PROBLEM TO SOLVE -> Go through the lines below. Copy those with "climatology".
[BEGIN MATERIAL FOR THE TASK]
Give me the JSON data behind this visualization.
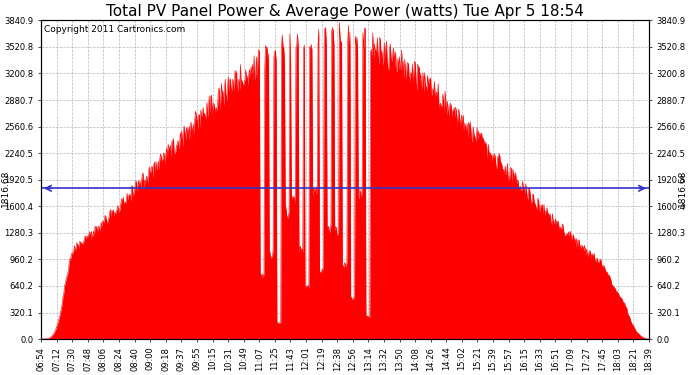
{
  "title": "Total PV Panel Power & Average Power (watts) Tue Apr 5 18:54",
  "copyright": "Copyright 2011 Cartronics.com",
  "average_power": 1816.68,
  "y_max": 3840.9,
  "y_min": 0.0,
  "y_ticks": [
    0.0,
    320.1,
    640.2,
    960.2,
    1280.3,
    1600.4,
    1920.5,
    2240.5,
    2560.6,
    2880.7,
    3200.8,
    3520.8,
    3840.9
  ],
  "x_labels": [
    "06:54",
    "07:12",
    "07:30",
    "07:48",
    "08:06",
    "08:24",
    "08:40",
    "09:00",
    "09:18",
    "09:37",
    "09:55",
    "10:15",
    "10:31",
    "10:49",
    "11:07",
    "11:25",
    "11:43",
    "12:01",
    "12:19",
    "12:38",
    "12:56",
    "13:14",
    "13:32",
    "13:50",
    "14:08",
    "14:26",
    "14:44",
    "15:02",
    "15:21",
    "15:39",
    "15:57",
    "16:15",
    "16:33",
    "16:51",
    "17:09",
    "17:27",
    "17:45",
    "18:03",
    "18:21",
    "18:39"
  ],
  "fill_color": "#FF0000",
  "line_color": "#FF0000",
  "avg_line_color": "#3333CC",
  "bg_color": "#FFFFFF",
  "plot_bg_color": "#FFFFFF",
  "grid_color": "#999999",
  "title_fontsize": 11,
  "copyright_fontsize": 6.5,
  "tick_fontsize": 6,
  "avg_label_fontsize": 6.5
}
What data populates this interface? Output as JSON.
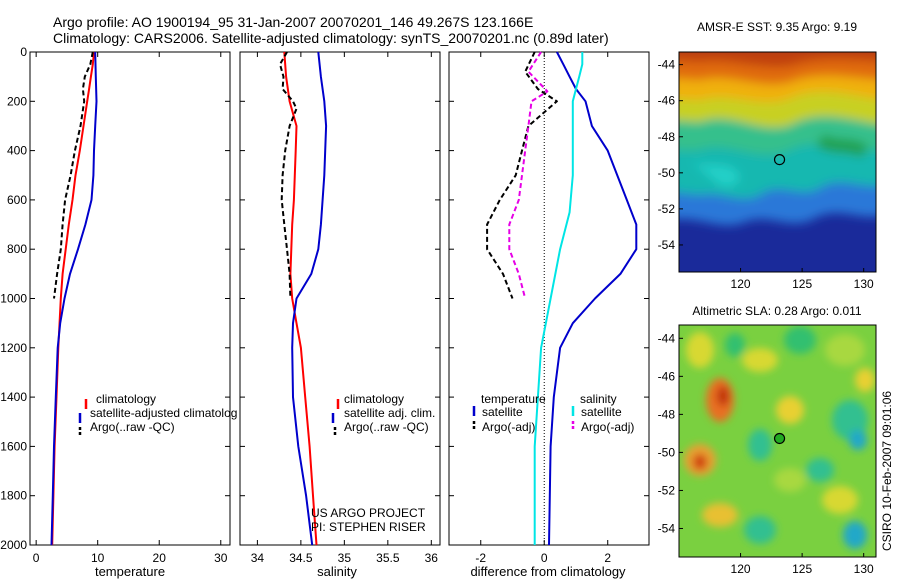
{
  "header": {
    "line1": "Argo profile: AO 1900194_95 31-Jan-2007 20070201_146 49.267S 123.166E",
    "line2": "Climatology: CARS2006. Satellite-adjusted climatology: synTS_20070201.nc (0.89d later)"
  },
  "side_label": "CSIRO 10-Feb-2007 09:01:06",
  "colors": {
    "red": "#ff0000",
    "blue": "#0000cc",
    "black": "#000000",
    "cyan": "#00e5e5",
    "magenta": "#e600e6"
  },
  "chart_data": [
    {
      "type": "line",
      "panel": "temperature",
      "xlabel": "temperature",
      "xlim": [
        -1,
        31.5
      ],
      "xticks": [
        0,
        10,
        20,
        30
      ],
      "ylim": [
        2000,
        0
      ],
      "yticks": [
        0,
        200,
        400,
        600,
        800,
        1000,
        1200,
        1400,
        1600,
        1800,
        2000
      ],
      "legend": [
        "climatology",
        "satellite-adjusted climatolog",
        "Argo(..raw -QC)"
      ],
      "series": [
        {
          "name": "climatology",
          "color": "red",
          "style": "solid",
          "points": [
            [
              9.4,
              0
            ],
            [
              9.2,
              50
            ],
            [
              8.9,
              100
            ],
            [
              8.6,
              150
            ],
            [
              8.3,
              200
            ],
            [
              7.7,
              300
            ],
            [
              7.1,
              400
            ],
            [
              6.4,
              500
            ],
            [
              5.9,
              600
            ],
            [
              5.3,
              700
            ],
            [
              4.8,
              800
            ],
            [
              4.3,
              900
            ],
            [
              4.0,
              1000
            ],
            [
              3.6,
              1200
            ],
            [
              3.3,
              1400
            ],
            [
              3.0,
              1600
            ],
            [
              2.8,
              1800
            ],
            [
              2.6,
              2000
            ]
          ]
        },
        {
          "name": "satellite-adjusted climatolog",
          "color": "blue",
          "style": "solid",
          "points": [
            [
              9.6,
              0
            ],
            [
              9.7,
              100
            ],
            [
              9.8,
              200
            ],
            [
              9.6,
              300
            ],
            [
              9.4,
              400
            ],
            [
              9.3,
              500
            ],
            [
              9.0,
              600
            ],
            [
              8.0,
              700
            ],
            [
              6.8,
              800
            ],
            [
              5.5,
              900
            ],
            [
              4.6,
              1000
            ],
            [
              3.9,
              1100
            ],
            [
              3.5,
              1200
            ],
            [
              3.2,
              1400
            ],
            [
              2.9,
              1600
            ],
            [
              2.7,
              1800
            ],
            [
              2.5,
              2000
            ]
          ]
        },
        {
          "name": "Argo(..raw -QC)",
          "color": "black",
          "style": "dashed",
          "points": [
            [
              9.2,
              0
            ],
            [
              8.8,
              50
            ],
            [
              7.9,
              100
            ],
            [
              7.6,
              150
            ],
            [
              7.8,
              200
            ],
            [
              7.2,
              300
            ],
            [
              6.3,
              400
            ],
            [
              5.6,
              500
            ],
            [
              4.7,
              600
            ],
            [
              4.3,
              700
            ],
            [
              4.0,
              800
            ],
            [
              3.4,
              900
            ],
            [
              2.9,
              1000
            ]
          ]
        }
      ]
    },
    {
      "type": "line",
      "panel": "salinity",
      "xlabel": "salinity",
      "xlim": [
        33.8,
        36.1
      ],
      "xticks": [
        34,
        34.5,
        35,
        35.5,
        36
      ],
      "ylim": [
        2000,
        0
      ],
      "legend": [
        "climatology",
        "satellite adj. clim.",
        "Argo(..raw -QC)"
      ],
      "annotation": [
        "US ARGO PROJECT",
        "PI: STEPHEN RISER"
      ],
      "series": [
        {
          "name": "climatology",
          "color": "red",
          "style": "solid",
          "points": [
            [
              34.31,
              0
            ],
            [
              34.33,
              100
            ],
            [
              34.37,
              200
            ],
            [
              34.45,
              300
            ],
            [
              34.44,
              400
            ],
            [
              34.43,
              500
            ],
            [
              34.42,
              600
            ],
            [
              34.4,
              700
            ],
            [
              34.39,
              800
            ],
            [
              34.38,
              900
            ],
            [
              34.4,
              1000
            ],
            [
              34.45,
              1100
            ],
            [
              34.5,
              1200
            ],
            [
              34.55,
              1400
            ],
            [
              34.6,
              1600
            ],
            [
              34.64,
              1800
            ],
            [
              34.68,
              2000
            ]
          ]
        },
        {
          "name": "satellite adj. clim.",
          "color": "blue",
          "style": "solid",
          "points": [
            [
              34.7,
              0
            ],
            [
              34.73,
              100
            ],
            [
              34.77,
              200
            ],
            [
              34.79,
              300
            ],
            [
              34.78,
              400
            ],
            [
              34.77,
              500
            ],
            [
              34.75,
              600
            ],
            [
              34.73,
              700
            ],
            [
              34.7,
              800
            ],
            [
              34.62,
              900
            ],
            [
              34.45,
              1000
            ],
            [
              34.41,
              1100
            ],
            [
              34.4,
              1200
            ],
            [
              34.41,
              1400
            ],
            [
              34.47,
              1600
            ],
            [
              34.56,
              1800
            ],
            [
              34.63,
              2000
            ]
          ]
        },
        {
          "name": "Argo(..raw -QC)",
          "color": "black",
          "style": "dashed",
          "points": [
            [
              34.34,
              0
            ],
            [
              34.26,
              50
            ],
            [
              34.3,
              100
            ],
            [
              34.29,
              150
            ],
            [
              34.41,
              200
            ],
            [
              34.45,
              230
            ],
            [
              34.37,
              300
            ],
            [
              34.32,
              400
            ],
            [
              34.29,
              500
            ],
            [
              34.28,
              600
            ],
            [
              34.31,
              700
            ],
            [
              34.34,
              800
            ],
            [
              34.37,
              900
            ],
            [
              34.38,
              1000
            ]
          ]
        }
      ]
    },
    {
      "type": "line",
      "panel": "difference from climatology",
      "xlabel": "difference from climatology",
      "xlim": [
        -3,
        3.3
      ],
      "xticks": [
        -2,
        0,
        2
      ],
      "ylim": [
        2000,
        0
      ],
      "legend_headers": [
        "temperature",
        "salinity"
      ],
      "legend": [
        "satellite",
        "Argo(-adj)",
        "satellite",
        "Argo(-adj)"
      ],
      "series": [
        {
          "name": "satellite",
          "group": "temperature",
          "color": "blue",
          "style": "solid",
          "points": [
            [
              0.4,
              0
            ],
            [
              0.6,
              50
            ],
            [
              0.8,
              100
            ],
            [
              1.0,
              150
            ],
            [
              1.3,
              200
            ],
            [
              1.5,
              300
            ],
            [
              2.0,
              400
            ],
            [
              2.6,
              600
            ],
            [
              2.9,
              700
            ],
            [
              2.9,
              800
            ],
            [
              2.4,
              900
            ],
            [
              1.6,
              1000
            ],
            [
              0.9,
              1100
            ],
            [
              0.5,
              1200
            ],
            [
              0.3,
              1400
            ],
            [
              0.2,
              1600
            ],
            [
              0.15,
              2000
            ]
          ]
        },
        {
          "name": "Argo(-adj)",
          "group": "temperature",
          "color": "black",
          "style": "dashed",
          "points": [
            [
              -0.3,
              0
            ],
            [
              -0.6,
              80
            ],
            [
              -0.2,
              150
            ],
            [
              0.4,
              200
            ],
            [
              -0.5,
              300
            ],
            [
              -0.7,
              400
            ],
            [
              -0.9,
              500
            ],
            [
              -1.4,
              600
            ],
            [
              -1.8,
              700
            ],
            [
              -1.8,
              800
            ],
            [
              -1.3,
              900
            ],
            [
              -1.0,
              1000
            ]
          ]
        },
        {
          "name": "satellite",
          "group": "salinity",
          "color": "cyan",
          "style": "solid",
          "points": [
            [
              1.2,
              0
            ],
            [
              1.2,
              50
            ],
            [
              1.1,
              100
            ],
            [
              1.0,
              150
            ],
            [
              0.9,
              200
            ],
            [
              0.9,
              300
            ],
            [
              0.9,
              500
            ],
            [
              0.8,
              650
            ],
            [
              0.5,
              800
            ],
            [
              0.2,
              1000
            ],
            [
              -0.1,
              1200
            ],
            [
              -0.3,
              1600
            ],
            [
              -0.3,
              2000
            ]
          ]
        },
        {
          "name": "Argo(-adj)",
          "group": "salinity",
          "color": "magenta",
          "style": "dashed",
          "points": [
            [
              -0.1,
              0
            ],
            [
              -0.5,
              80
            ],
            [
              0.1,
              160
            ],
            [
              -0.4,
              200
            ],
            [
              -0.5,
              300
            ],
            [
              -0.6,
              400
            ],
            [
              -0.7,
              500
            ],
            [
              -0.8,
              600
            ],
            [
              -1.1,
              700
            ],
            [
              -1.1,
              800
            ],
            [
              -0.8,
              900
            ],
            [
              -0.6,
              1000
            ]
          ]
        }
      ]
    },
    {
      "type": "heatmap",
      "title": "AMSR-E SST: 9.35 Argo: 9.19",
      "xlim": [
        115,
        131
      ],
      "ylim": [
        -55.5,
        -43.3
      ],
      "xticks": [
        120,
        125,
        130
      ],
      "yticks": [
        -44,
        -46,
        -48,
        -50,
        -52,
        -54
      ],
      "marker": {
        "lon": 123.166,
        "lat": -49.267,
        "color": "#119911"
      }
    },
    {
      "type": "heatmap",
      "title": "Altimetric SLA: 0.28 Argo: 0.011",
      "xlim": [
        115,
        131
      ],
      "ylim": [
        -55.5,
        -43.3
      ],
      "xticks": [
        120,
        125,
        130
      ],
      "yticks": [
        -44,
        -46,
        -48,
        -50,
        -52,
        -54
      ],
      "marker": {
        "lon": 123.166,
        "lat": -49.267,
        "color": "#22aa22"
      }
    }
  ]
}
[END MATERIAL FOR THE TASK]
TASK ANSWER ->
    "line2": "Climatology: CARS2006. Satellite-adjusted climatology: synTS_20070201.nc (0.89d later)"
        "climatology",
          "name": "climatology",
        "climatology",
          "name": "climatology",
      "panel": "difference from climatology",
      "xlabel": "difference from climatology",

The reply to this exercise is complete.